**THE TASK**. Reproduce every one of the entries below verbatim, line for line.

**RECORD SET**.
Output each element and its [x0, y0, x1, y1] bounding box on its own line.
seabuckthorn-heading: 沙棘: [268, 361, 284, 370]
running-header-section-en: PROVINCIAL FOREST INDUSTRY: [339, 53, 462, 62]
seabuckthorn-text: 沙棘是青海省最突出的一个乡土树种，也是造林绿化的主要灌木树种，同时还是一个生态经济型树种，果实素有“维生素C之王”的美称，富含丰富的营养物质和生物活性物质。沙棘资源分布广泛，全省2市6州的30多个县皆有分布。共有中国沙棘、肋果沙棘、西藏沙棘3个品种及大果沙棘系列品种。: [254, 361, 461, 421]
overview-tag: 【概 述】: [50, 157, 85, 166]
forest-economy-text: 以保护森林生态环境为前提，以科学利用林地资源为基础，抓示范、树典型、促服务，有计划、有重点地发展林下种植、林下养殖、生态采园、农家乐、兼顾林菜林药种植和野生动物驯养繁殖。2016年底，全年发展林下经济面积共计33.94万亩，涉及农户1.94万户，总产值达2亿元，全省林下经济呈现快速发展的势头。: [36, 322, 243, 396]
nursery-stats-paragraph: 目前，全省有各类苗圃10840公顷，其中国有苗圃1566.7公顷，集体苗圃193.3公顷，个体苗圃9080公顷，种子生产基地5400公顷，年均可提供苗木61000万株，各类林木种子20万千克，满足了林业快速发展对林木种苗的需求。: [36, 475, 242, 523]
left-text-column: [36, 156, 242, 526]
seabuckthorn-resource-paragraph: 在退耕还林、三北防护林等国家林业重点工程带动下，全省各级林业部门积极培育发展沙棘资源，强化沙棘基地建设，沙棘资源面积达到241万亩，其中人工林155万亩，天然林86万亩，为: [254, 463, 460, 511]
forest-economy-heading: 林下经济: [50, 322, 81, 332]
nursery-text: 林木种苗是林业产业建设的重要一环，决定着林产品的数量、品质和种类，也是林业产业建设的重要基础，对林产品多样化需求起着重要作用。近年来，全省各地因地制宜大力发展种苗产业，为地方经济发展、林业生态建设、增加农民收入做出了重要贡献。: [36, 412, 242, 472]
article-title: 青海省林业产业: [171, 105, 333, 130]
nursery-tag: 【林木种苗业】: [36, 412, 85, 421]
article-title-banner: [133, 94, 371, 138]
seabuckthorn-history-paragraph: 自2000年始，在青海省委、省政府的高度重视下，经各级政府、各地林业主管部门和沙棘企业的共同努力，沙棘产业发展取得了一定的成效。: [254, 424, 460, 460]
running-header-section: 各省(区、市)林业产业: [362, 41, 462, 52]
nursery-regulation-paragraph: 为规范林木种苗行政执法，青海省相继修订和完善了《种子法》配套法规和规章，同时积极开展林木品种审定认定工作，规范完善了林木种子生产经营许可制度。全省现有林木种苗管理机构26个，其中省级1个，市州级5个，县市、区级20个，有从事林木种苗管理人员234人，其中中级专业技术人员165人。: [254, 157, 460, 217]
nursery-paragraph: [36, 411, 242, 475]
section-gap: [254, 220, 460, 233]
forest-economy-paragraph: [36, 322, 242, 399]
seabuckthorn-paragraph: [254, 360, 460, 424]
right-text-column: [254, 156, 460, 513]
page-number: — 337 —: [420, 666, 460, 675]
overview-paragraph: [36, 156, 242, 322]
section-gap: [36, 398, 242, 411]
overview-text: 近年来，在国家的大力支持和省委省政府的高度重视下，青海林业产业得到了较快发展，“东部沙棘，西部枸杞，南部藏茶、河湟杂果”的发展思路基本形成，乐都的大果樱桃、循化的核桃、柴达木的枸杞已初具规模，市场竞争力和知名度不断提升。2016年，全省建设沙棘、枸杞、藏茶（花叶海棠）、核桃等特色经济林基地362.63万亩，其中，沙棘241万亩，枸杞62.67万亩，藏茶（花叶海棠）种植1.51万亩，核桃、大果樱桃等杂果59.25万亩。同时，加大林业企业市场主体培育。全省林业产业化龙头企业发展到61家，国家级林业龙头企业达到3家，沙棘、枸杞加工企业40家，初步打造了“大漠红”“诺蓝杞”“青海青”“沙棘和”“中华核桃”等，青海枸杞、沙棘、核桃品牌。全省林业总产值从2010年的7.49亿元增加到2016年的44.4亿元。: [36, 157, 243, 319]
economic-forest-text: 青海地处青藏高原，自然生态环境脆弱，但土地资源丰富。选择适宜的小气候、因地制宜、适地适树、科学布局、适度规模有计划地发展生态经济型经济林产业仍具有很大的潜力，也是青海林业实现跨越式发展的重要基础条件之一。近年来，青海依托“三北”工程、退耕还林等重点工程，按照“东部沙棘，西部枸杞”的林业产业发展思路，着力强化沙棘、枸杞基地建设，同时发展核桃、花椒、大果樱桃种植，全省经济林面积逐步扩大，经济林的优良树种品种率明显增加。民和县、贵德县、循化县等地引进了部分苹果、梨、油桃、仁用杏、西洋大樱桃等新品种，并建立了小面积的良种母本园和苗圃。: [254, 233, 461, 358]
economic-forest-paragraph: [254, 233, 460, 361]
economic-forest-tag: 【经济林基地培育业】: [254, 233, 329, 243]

**FINAL ANSWER**.
Output each element and its [x0, y0, x1, y1] bounding box on its own line.
seabuckthorn-heading: 沙棘: [268, 361, 284, 370]
running-header-section-en: PROVINCIAL FOREST INDUSTRY: [339, 53, 462, 62]
seabuckthorn-text: 沙棘是青海省最突出的一个乡土树种，也是造林绿化的主要灌木树种，同时还是一个生态经济型树种，果实素有“维生素C之王”的美称，富含丰富的营养物质和生物活性物质。沙棘资源分布广泛，全省2市6州的30多个县皆有分布。共有中国沙棘、肋果沙棘、西藏沙棘3个品种及大果沙棘系列品种。: [254, 361, 461, 421]
overview-tag: 【概 述】: [50, 157, 85, 166]
forest-economy-text: 以保护森林生态环境为前提，以科学利用林地资源为基础，抓示范、树典型、促服务，有计划、有重点地发展林下种植、林下养殖、生态采园、农家乐、兼顾林菜林药种植和野生动物驯养繁殖。2016年底，全年发展林下经济面积共计33.94万亩，涉及农户1.94万户，总产值达2亿元，全省林下经济呈现快速发展的势头。: [36, 322, 243, 396]
nursery-stats-paragraph: 目前，全省有各类苗圃10840公顷，其中国有苗圃1566.7公顷，集体苗圃193.3公顷，个体苗圃9080公顷，种子生产基地5400公顷，年均可提供苗木61000万株，各类林木种子20万千克，满足了林业快速发展对林木种苗的需求。: [36, 475, 242, 523]
left-text-column: [36, 156, 242, 526]
seabuckthorn-resource-paragraph: 在退耕还林、三北防护林等国家林业重点工程带动下，全省各级林业部门积极培育发展沙棘资源，强化沙棘基地建设，沙棘资源面积达到241万亩，其中人工林155万亩，天然林86万亩，为: [254, 463, 460, 511]
forest-economy-heading: 林下经济: [50, 322, 81, 332]
nursery-text: 林木种苗是林业产业建设的重要一环，决定着林产品的数量、品质和种类，也是林业产业建设的重要基础，对林产品多样化需求起着重要作用。近年来，全省各地因地制宜大力发展种苗产业，为地方经济发展、林业生态建设、增加农民收入做出了重要贡献。: [36, 412, 242, 472]
article-title: 青海省林业产业: [171, 105, 333, 130]
nursery-tag: 【林木种苗业】: [36, 412, 85, 421]
article-title-banner: [133, 94, 371, 138]
seabuckthorn-history-paragraph: 自2000年始，在青海省委、省政府的高度重视下，经各级政府、各地林业主管部门和沙棘企业的共同努力，沙棘产业发展取得了一定的成效。: [254, 424, 460, 460]
running-header-section: 各省(区、市)林业产业: [362, 41, 462, 52]
nursery-regulation-paragraph: 为规范林木种苗行政执法，青海省相继修订和完善了《种子法》配套法规和规章，同时积极开展林木品种审定认定工作，规范完善了林木种子生产经营许可制度。全省现有林木种苗管理机构26个，其中省级1个，市州级5个，县市、区级20个，有从事林木种苗管理人员234人，其中中级专业技术人员165人。: [254, 157, 460, 217]
nursery-paragraph: [36, 411, 242, 475]
section-gap: [254, 220, 460, 233]
forest-economy-paragraph: [36, 322, 242, 399]
seabuckthorn-paragraph: [254, 360, 460, 424]
right-text-column: [254, 156, 460, 513]
page-number: — 337 —: [420, 666, 460, 675]
overview-paragraph: [36, 156, 242, 322]
section-gap: [36, 398, 242, 411]
overview-text: 近年来，在国家的大力支持和省委省政府的高度重视下，青海林业产业得到了较快发展，“东部沙棘，西部枸杞，南部藏茶、河湟杂果”的发展思路基本形成，乐都的大果樱桃、循化的核桃、柴达木的枸杞已初具规模，市场竞争力和知名度不断提升。2016年，全省建设沙棘、枸杞、藏茶（花叶海棠）、核桃等特色经济林基地362.63万亩，其中，沙棘241万亩，枸杞62.67万亩，藏茶（花叶海棠）种植1.51万亩，核桃、大果樱桃等杂果59.25万亩。同时，加大林业企业市场主体培育。全省林业产业化龙头企业发展到61家，国家级林业龙头企业达到3家，沙棘、枸杞加工企业40家，初步打造了“大漠红”“诺蓝杞”“青海青”“沙棘和”“中华核桃”等，青海枸杞、沙棘、核桃品牌。全省林业总产值从2010年的7.49亿元增加到2016年的44.4亿元。: [36, 157, 243, 319]
economic-forest-text: 青海地处青藏高原，自然生态环境脆弱，但土地资源丰富。选择适宜的小气候、因地制宜、适地适树、科学布局、适度规模有计划地发展生态经济型经济林产业仍具有很大的潜力，也是青海林业实现跨越式发展的重要基础条件之一。近年来，青海依托“三北”工程、退耕还林等重点工程，按照“东部沙棘，西部枸杞”的林业产业发展思路，着力强化沙棘、枸杞基地建设，同时发展核桃、花椒、大果樱桃种植，全省经济林面积逐步扩大，经济林的优良树种品种率明显增加。民和县、贵德县、循化县等地引进了部分苹果、梨、油桃、仁用杏、西洋大樱桃等新品种，并建立了小面积的良种母本园和苗圃。: [254, 233, 461, 358]
economic-forest-paragraph: [254, 233, 460, 361]
economic-forest-tag: 【经济林基地培育业】: [254, 233, 329, 243]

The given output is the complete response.